WHAT NEEDS TO BE DONE: According to the FAQ below on boutique investment banks, what four areas does a boutique investment bank focus on?

TEXT SEGMENT:
If you are considering selling your business and you want to talk through whether a boutique investment bank fits your situation, the right starting point is a confidential conversation. We can walk through your business, your goals, and the realistic range of outcomes before you decide whether to engage anyone.

Boutique Investment Banks: Frequently Asked Questions

What is the difference between a boutique investment bank and a bulge-bracket bank?

A boutique investment bank is an advisory-only firm focused on M&A, restructuring, capital raises, and fairness opinions. A bulge-bracket bank is a global universal bank that offers M&A advisory alongside sales and trading, asset management, wealth management, lending, and underwriting. The structural difference produces practical differences in senior attention, sector depth, conflicts of interest, and fee economics. Boutique investment banks tend to staff senior bankers on every deal and operate without lending or trading conflicts; bulge-bracket banks tend to staff junior bankers day-to-day and may have lending or trading relationships with the buyer.

How much do boutique investment banks charge for sell-side M&A?

GIVEN RECORDS:

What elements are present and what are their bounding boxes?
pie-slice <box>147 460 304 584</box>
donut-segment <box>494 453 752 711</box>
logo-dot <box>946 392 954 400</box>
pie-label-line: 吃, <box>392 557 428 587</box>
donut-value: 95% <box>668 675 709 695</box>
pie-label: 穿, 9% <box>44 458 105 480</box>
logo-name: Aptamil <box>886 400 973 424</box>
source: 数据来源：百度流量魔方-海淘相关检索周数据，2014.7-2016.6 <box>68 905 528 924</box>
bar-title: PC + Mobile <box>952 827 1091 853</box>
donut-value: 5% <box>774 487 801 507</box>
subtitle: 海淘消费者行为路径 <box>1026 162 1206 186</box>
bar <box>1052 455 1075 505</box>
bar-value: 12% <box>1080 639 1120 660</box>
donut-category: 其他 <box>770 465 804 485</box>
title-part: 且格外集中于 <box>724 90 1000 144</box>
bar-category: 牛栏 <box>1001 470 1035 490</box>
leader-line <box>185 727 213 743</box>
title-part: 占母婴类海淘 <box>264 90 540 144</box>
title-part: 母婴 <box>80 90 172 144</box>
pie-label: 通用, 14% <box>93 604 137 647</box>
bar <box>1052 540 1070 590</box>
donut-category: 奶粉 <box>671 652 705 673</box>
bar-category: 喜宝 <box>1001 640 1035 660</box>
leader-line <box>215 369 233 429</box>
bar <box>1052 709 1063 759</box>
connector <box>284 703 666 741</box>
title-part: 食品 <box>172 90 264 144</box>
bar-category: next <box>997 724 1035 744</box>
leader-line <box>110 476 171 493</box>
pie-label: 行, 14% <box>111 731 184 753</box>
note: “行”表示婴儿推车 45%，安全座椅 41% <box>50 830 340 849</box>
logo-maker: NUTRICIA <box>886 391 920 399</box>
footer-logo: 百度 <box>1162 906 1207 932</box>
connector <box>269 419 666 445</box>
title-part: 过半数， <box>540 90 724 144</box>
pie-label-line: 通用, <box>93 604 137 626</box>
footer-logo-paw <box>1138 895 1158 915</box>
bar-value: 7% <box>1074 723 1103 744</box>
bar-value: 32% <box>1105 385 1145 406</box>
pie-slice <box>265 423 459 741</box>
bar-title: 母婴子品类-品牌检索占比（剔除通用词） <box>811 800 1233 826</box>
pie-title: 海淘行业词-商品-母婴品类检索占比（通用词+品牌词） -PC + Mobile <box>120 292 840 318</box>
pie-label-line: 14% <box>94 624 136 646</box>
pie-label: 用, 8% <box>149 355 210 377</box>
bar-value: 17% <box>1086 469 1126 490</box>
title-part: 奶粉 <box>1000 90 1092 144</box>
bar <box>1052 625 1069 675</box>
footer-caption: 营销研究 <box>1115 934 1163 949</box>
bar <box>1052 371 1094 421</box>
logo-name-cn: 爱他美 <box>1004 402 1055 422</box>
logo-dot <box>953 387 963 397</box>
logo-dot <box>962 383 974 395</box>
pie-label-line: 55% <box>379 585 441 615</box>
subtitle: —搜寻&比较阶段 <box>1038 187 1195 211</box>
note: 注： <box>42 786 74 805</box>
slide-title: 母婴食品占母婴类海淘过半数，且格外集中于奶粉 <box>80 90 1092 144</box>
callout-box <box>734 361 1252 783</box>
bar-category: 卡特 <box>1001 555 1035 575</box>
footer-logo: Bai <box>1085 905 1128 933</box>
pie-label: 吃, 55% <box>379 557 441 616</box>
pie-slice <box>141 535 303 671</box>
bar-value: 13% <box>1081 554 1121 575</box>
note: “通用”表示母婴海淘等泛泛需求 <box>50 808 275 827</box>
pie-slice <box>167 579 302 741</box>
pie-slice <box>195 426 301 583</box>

RESULT OF THIS TASK: M&A, restructuring, capital raises, and fairness opinions.